## Given records
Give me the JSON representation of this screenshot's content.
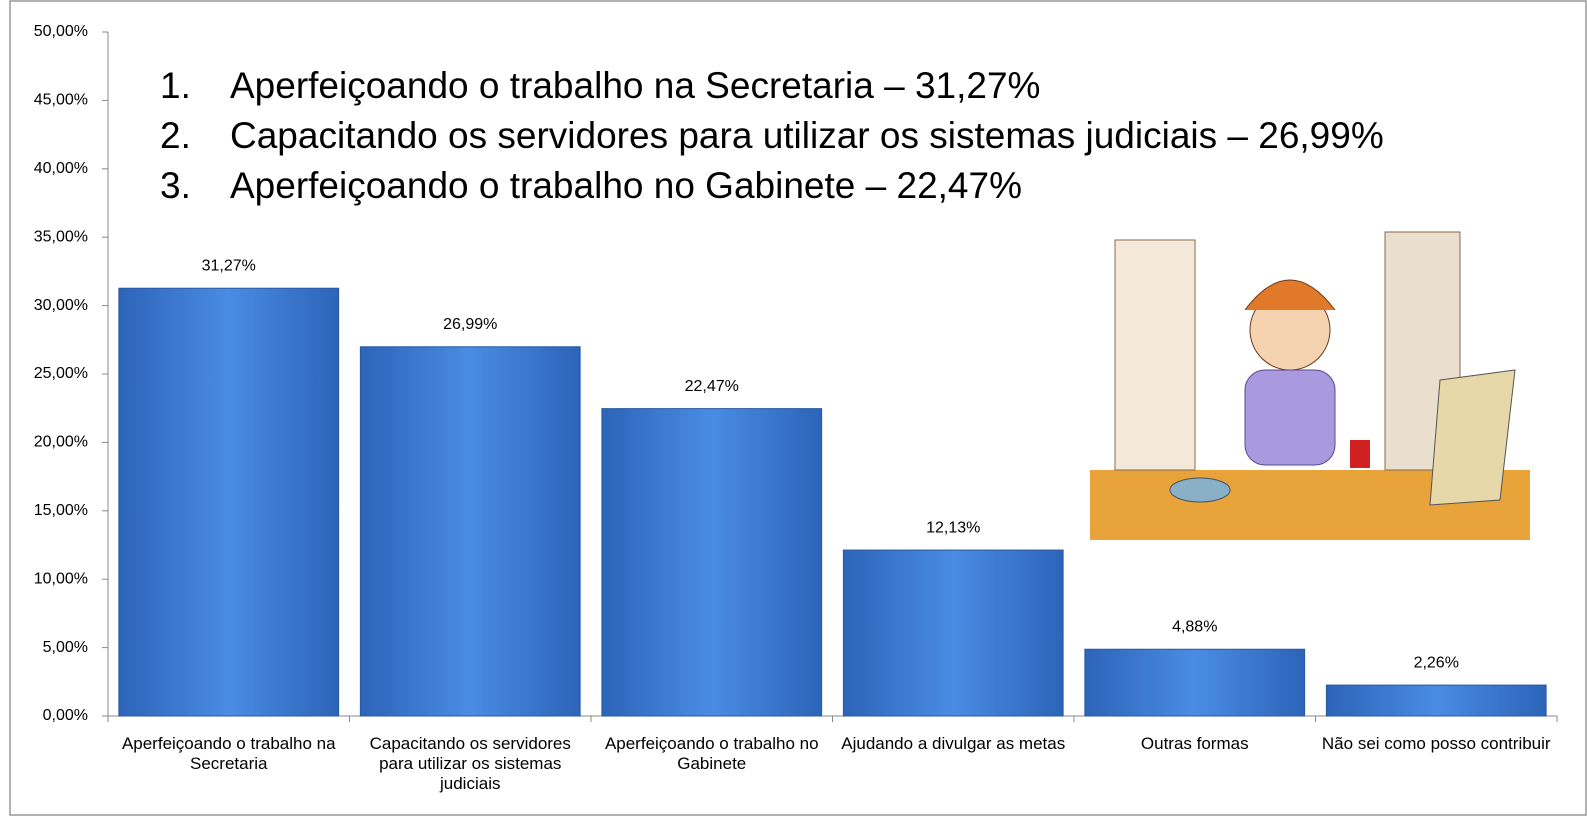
{
  "chart_data": {
    "type": "bar",
    "annotations": [
      {
        "number": "1.",
        "text": "Aperfeiçoando o trabalho na Secretaria – 31,27%"
      },
      {
        "number": "2.",
        "text": "Capacitando os servidores para utilizar os sistemas judiciais – 26,99%"
      },
      {
        "number": "3.",
        "text": "Aperfeiçoando o trabalho no Gabinete – 22,47%"
      }
    ],
    "categories": [
      "Aperfeiçoando o trabalho na Secretaria",
      "Capacitando os servidores para utilizar os sistemas judiciais",
      "Aperfeiçoando o trabalho no Gabinete",
      "Ajudando a divulgar as metas",
      "Outras formas",
      "Não sei como posso contribuir"
    ],
    "values": [
      31.27,
      26.99,
      22.47,
      12.13,
      4.88,
      2.26
    ],
    "value_labels": [
      "31,27%",
      "26,99%",
      "22,47%",
      "12,13%",
      "4,88%",
      "2,26%"
    ],
    "color": "#3b7dd8",
    "ylim": [
      0,
      50
    ],
    "yticks": [
      {
        "value": 0,
        "label": "0,00%"
      },
      {
        "value": 5,
        "label": "5,00%"
      },
      {
        "value": 10,
        "label": "10,00%"
      },
      {
        "value": 15,
        "label": "15,00%"
      },
      {
        "value": 20,
        "label": "20,00%"
      },
      {
        "value": 25,
        "label": "25,00%"
      },
      {
        "value": 30,
        "label": "30,00%"
      },
      {
        "value": 35,
        "label": "35,00%"
      },
      {
        "value": 40,
        "label": "40,00%"
      },
      {
        "value": 45,
        "label": "45,00%"
      },
      {
        "value": 50,
        "label": "50,00%"
      }
    ],
    "grid": false
  }
}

## What you should do
Quote the records above exactly, leaving out any pictures.

## Answer for this exercise
Give me the JSON representation of this screenshot's content.
{
  "chart_data": {
    "type": "bar",
    "annotations": [
      {
        "number": "1.",
        "text": "Aperfeiçoando o trabalho na Secretaria – 31,27%"
      },
      {
        "number": "2.",
        "text": "Capacitando os servidores para utilizar os sistemas judiciais – 26,99%"
      },
      {
        "number": "3.",
        "text": "Aperfeiçoando o trabalho no Gabinete – 22,47%"
      }
    ],
    "categories": [
      "Aperfeiçoando o trabalho na Secretaria",
      "Capacitando os servidores para utilizar os sistemas judiciais",
      "Aperfeiçoando o trabalho no Gabinete",
      "Ajudando a divulgar as metas",
      "Outras formas",
      "Não sei como posso contribuir"
    ],
    "values": [
      31.27,
      26.99,
      22.47,
      12.13,
      4.88,
      2.26
    ],
    "value_labels": [
      "31,27%",
      "26,99%",
      "22,47%",
      "12,13%",
      "4,88%",
      "2,26%"
    ],
    "color": "#3b7dd8",
    "ylim": [
      0,
      50
    ],
    "yticks": [
      {
        "value": 0,
        "label": "0,00%"
      },
      {
        "value": 5,
        "label": "5,00%"
      },
      {
        "value": 10,
        "label": "10,00%"
      },
      {
        "value": 15,
        "label": "15,00%"
      },
      {
        "value": 20,
        "label": "20,00%"
      },
      {
        "value": 25,
        "label": "25,00%"
      },
      {
        "value": 30,
        "label": "30,00%"
      },
      {
        "value": 35,
        "label": "35,00%"
      },
      {
        "value": 40,
        "label": "40,00%"
      },
      {
        "value": 45,
        "label": "45,00%"
      },
      {
        "value": 50,
        "label": "50,00%"
      }
    ],
    "grid": false
  }
}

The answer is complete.